### SUPPLIED INFORMATION
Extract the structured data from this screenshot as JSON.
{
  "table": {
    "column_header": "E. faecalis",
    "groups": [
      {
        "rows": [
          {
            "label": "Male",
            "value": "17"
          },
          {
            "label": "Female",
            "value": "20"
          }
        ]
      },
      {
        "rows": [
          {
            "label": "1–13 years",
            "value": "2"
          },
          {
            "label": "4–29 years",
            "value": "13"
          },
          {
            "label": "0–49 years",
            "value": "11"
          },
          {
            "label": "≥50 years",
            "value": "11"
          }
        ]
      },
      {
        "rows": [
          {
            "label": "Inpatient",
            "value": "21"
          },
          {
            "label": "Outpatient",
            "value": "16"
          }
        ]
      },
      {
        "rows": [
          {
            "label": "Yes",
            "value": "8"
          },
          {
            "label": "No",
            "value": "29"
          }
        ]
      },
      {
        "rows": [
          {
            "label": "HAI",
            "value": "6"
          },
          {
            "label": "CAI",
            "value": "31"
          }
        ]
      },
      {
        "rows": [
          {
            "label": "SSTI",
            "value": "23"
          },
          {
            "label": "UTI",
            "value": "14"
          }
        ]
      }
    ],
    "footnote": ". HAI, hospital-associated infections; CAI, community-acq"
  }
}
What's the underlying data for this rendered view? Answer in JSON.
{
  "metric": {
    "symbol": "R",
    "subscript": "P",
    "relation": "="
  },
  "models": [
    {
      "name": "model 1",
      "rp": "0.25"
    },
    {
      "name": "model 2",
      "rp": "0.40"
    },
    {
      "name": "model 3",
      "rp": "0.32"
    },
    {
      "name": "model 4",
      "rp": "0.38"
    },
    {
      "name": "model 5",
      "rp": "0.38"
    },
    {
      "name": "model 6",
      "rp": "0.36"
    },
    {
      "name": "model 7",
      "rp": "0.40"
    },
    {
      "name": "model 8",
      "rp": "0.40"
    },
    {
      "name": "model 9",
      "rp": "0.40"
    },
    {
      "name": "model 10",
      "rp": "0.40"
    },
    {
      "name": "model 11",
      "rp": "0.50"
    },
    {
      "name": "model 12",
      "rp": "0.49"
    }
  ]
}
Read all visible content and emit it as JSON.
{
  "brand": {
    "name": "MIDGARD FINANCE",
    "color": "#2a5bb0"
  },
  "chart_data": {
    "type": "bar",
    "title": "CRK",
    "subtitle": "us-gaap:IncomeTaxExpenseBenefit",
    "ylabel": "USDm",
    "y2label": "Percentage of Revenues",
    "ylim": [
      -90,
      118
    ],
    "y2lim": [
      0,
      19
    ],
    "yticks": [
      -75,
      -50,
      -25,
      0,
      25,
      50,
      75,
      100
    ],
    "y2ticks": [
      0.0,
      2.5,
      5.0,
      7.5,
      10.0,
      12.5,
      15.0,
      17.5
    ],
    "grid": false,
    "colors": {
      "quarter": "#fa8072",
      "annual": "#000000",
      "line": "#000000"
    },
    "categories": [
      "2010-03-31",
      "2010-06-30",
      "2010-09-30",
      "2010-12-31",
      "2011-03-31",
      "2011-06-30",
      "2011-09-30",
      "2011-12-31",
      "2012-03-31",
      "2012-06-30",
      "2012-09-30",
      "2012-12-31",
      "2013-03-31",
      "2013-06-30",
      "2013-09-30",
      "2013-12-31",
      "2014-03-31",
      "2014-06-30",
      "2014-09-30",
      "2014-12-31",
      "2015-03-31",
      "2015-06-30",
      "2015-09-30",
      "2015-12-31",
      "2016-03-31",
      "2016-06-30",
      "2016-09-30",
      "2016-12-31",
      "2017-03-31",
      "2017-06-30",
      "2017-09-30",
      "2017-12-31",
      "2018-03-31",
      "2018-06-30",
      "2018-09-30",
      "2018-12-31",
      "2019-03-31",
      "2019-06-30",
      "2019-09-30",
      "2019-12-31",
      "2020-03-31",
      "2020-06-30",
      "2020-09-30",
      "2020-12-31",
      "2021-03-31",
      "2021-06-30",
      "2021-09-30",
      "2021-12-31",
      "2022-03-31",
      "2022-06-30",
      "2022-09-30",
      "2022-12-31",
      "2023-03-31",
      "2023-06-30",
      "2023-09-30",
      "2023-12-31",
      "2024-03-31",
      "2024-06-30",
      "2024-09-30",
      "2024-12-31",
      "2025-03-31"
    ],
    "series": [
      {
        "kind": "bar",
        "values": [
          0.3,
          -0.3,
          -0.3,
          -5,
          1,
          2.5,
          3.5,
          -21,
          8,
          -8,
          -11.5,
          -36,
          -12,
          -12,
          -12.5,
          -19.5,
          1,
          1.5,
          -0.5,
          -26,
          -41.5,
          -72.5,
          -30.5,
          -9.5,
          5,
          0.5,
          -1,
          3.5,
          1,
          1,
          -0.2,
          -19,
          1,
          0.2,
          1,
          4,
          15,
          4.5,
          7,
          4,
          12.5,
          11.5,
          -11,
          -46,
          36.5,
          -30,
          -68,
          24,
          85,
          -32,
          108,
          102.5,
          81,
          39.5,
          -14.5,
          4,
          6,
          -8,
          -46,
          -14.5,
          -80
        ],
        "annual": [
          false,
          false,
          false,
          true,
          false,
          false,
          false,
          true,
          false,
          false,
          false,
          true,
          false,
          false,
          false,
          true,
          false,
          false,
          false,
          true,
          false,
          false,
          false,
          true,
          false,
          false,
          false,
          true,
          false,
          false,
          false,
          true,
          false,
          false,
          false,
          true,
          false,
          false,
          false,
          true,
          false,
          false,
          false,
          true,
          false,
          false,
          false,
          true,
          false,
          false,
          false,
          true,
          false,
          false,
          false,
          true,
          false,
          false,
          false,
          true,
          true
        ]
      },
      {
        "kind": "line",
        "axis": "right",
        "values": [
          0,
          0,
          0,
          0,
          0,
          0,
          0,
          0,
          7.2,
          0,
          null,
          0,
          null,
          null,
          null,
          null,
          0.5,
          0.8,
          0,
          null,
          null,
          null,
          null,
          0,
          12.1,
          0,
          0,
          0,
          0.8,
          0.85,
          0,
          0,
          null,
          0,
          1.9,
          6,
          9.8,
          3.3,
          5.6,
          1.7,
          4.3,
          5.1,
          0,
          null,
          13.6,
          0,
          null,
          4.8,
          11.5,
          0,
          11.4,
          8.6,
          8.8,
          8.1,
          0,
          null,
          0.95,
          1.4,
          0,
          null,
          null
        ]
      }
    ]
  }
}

### INSTRUCTION
Every line of the data above should be copied exactly.

### ANSWER TO THIS TASK
Extract the structured data from this screenshot as JSON.
{
  "table": {
    "column_header": "E. faecalis",
    "groups": [
      {
        "rows": [
          {
            "label": "Male",
            "value": "17"
          },
          {
            "label": "Female",
            "value": "20"
          }
        ]
      },
      {
        "rows": [
          {
            "label": "1–13 years",
            "value": "2"
          },
          {
            "label": "4–29 years",
            "value": "13"
          },
          {
            "label": "0–49 years",
            "value": "11"
          },
          {
            "label": "≥50 years",
            "value": "11"
          }
        ]
      },
      {
        "rows": [
          {
            "label": "Inpatient",
            "value": "21"
          },
          {
            "label": "Outpatient",
            "value": "16"
          }
        ]
      },
      {
        "rows": [
          {
            "label": "Yes",
            "value": "8"
          },
          {
            "label": "No",
            "value": "29"
          }
        ]
      },
      {
        "rows": [
          {
            "label": "HAI",
            "value": "6"
          },
          {
            "label": "CAI",
            "value": "31"
          }
        ]
      },
      {
        "rows": [
          {
            "label": "SSTI",
            "value": "23"
          },
          {
            "label": "UTI",
            "value": "14"
          }
        ]
      }
    ],
    "footnote": ". HAI, hospital-associated infections; CAI, community-acq"
  }
}
What's the underlying data for this rendered view? Answer in JSON.
{
  "metric": {
    "symbol": "R",
    "subscript": "P",
    "relation": "="
  },
  "models": [
    {
      "name": "model 1",
      "rp": "0.25"
    },
    {
      "name": "model 2",
      "rp": "0.40"
    },
    {
      "name": "model 3",
      "rp": "0.32"
    },
    {
      "name": "model 4",
      "rp": "0.38"
    },
    {
      "name": "model 5",
      "rp": "0.38"
    },
    {
      "name": "model 6",
      "rp": "0.36"
    },
    {
      "name": "model 7",
      "rp": "0.40"
    },
    {
      "name": "model 8",
      "rp": "0.40"
    },
    {
      "name": "model 9",
      "rp": "0.40"
    },
    {
      "name": "model 10",
      "rp": "0.40"
    },
    {
      "name": "model 11",
      "rp": "0.50"
    },
    {
      "name": "model 12",
      "rp": "0.49"
    }
  ]
}
Read all visible content and emit it as JSON.
{
  "brand": {
    "name": "MIDGARD FINANCE",
    "color": "#2a5bb0"
  },
  "chart_data": {
    "type": "bar",
    "title": "CRK",
    "subtitle": "us-gaap:IncomeTaxExpenseBenefit",
    "ylabel": "USDm",
    "y2label": "Percentage of Revenues",
    "ylim": [
      -90,
      118
    ],
    "y2lim": [
      0,
      19
    ],
    "yticks": [
      -75,
      -50,
      -25,
      0,
      25,
      50,
      75,
      100
    ],
    "y2ticks": [
      0.0,
      2.5,
      5.0,
      7.5,
      10.0,
      12.5,
      15.0,
      17.5
    ],
    "grid": false,
    "colors": {
      "quarter": "#fa8072",
      "annual": "#000000",
      "line": "#000000"
    },
    "categories": [
      "2010-03-31",
      "2010-06-30",
      "2010-09-30",
      "2010-12-31",
      "2011-03-31",
      "2011-06-30",
      "2011-09-30",
      "2011-12-31",
      "2012-03-31",
      "2012-06-30",
      "2012-09-30",
      "2012-12-31",
      "2013-03-31",
      "2013-06-30",
      "2013-09-30",
      "2013-12-31",
      "2014-03-31",
      "2014-06-30",
      "2014-09-30",
      "2014-12-31",
      "2015-03-31",
      "2015-06-30",
      "2015-09-30",
      "2015-12-31",
      "2016-03-31",
      "2016-06-30",
      "2016-09-30",
      "2016-12-31",
      "2017-03-31",
      "2017-06-30",
      "2017-09-30",
      "2017-12-31",
      "2018-03-31",
      "2018-06-30",
      "2018-09-30",
      "2018-12-31",
      "2019-03-31",
      "2019-06-30",
      "2019-09-30",
      "2019-12-31",
      "2020-03-31",
      "2020-06-30",
      "2020-09-30",
      "2020-12-31",
      "2021-03-31",
      "2021-06-30",
      "2021-09-30",
      "2021-12-31",
      "2022-03-31",
      "2022-06-30",
      "2022-09-30",
      "2022-12-31",
      "2023-03-31",
      "2023-06-30",
      "2023-09-30",
      "2023-12-31",
      "2024-03-31",
      "2024-06-30",
      "2024-09-30",
      "2024-12-31",
      "2025-03-31"
    ],
    "series": [
      {
        "kind": "bar",
        "values": [
          0.3,
          -0.3,
          -0.3,
          -5,
          1,
          2.5,
          3.5,
          -21,
          8,
          -8,
          -11.5,
          -36,
          -12,
          -12,
          -12.5,
          -19.5,
          1,
          1.5,
          -0.5,
          -26,
          -41.5,
          -72.5,
          -30.5,
          -9.5,
          5,
          0.5,
          -1,
          3.5,
          1,
          1,
          -0.2,
          -19,
          1,
          0.2,
          1,
          4,
          15,
          4.5,
          7,
          4,
          12.5,
          11.5,
          -11,
          -46,
          36.5,
          -30,
          -68,
          24,
          85,
          -32,
          108,
          102.5,
          81,
          39.5,
          -14.5,
          4,
          6,
          -8,
          -46,
          -14.5,
          -80
        ],
        "annual": [
          false,
          false,
          false,
          true,
          false,
          false,
          false,
          true,
          false,
          false,
          false,
          true,
          false,
          false,
          false,
          true,
          false,
          false,
          false,
          true,
          false,
          false,
          false,
          true,
          false,
          false,
          false,
          true,
          false,
          false,
          false,
          true,
          false,
          false,
          false,
          true,
          false,
          false,
          false,
          true,
          false,
          false,
          false,
          true,
          false,
          false,
          false,
          true,
          false,
          false,
          false,
          true,
          false,
          false,
          false,
          true,
          false,
          false,
          false,
          true,
          true
        ]
      },
      {
        "kind": "line",
        "axis": "right",
        "values": [
          0,
          0,
          0,
          0,
          0,
          0,
          0,
          0,
          7.2,
          0,
          null,
          0,
          null,
          null,
          null,
          null,
          0.5,
          0.8,
          0,
          null,
          null,
          null,
          null,
          0,
          12.1,
          0,
          0,
          0,
          0.8,
          0.85,
          0,
          0,
          null,
          0,
          1.9,
          6,
          9.8,
          3.3,
          5.6,
          1.7,
          4.3,
          5.1,
          0,
          null,
          13.6,
          0,
          null,
          4.8,
          11.5,
          0,
          11.4,
          8.6,
          8.8,
          8.1,
          0,
          null,
          0.95,
          1.4,
          0,
          null,
          null
        ]
      }
    ]
  }
}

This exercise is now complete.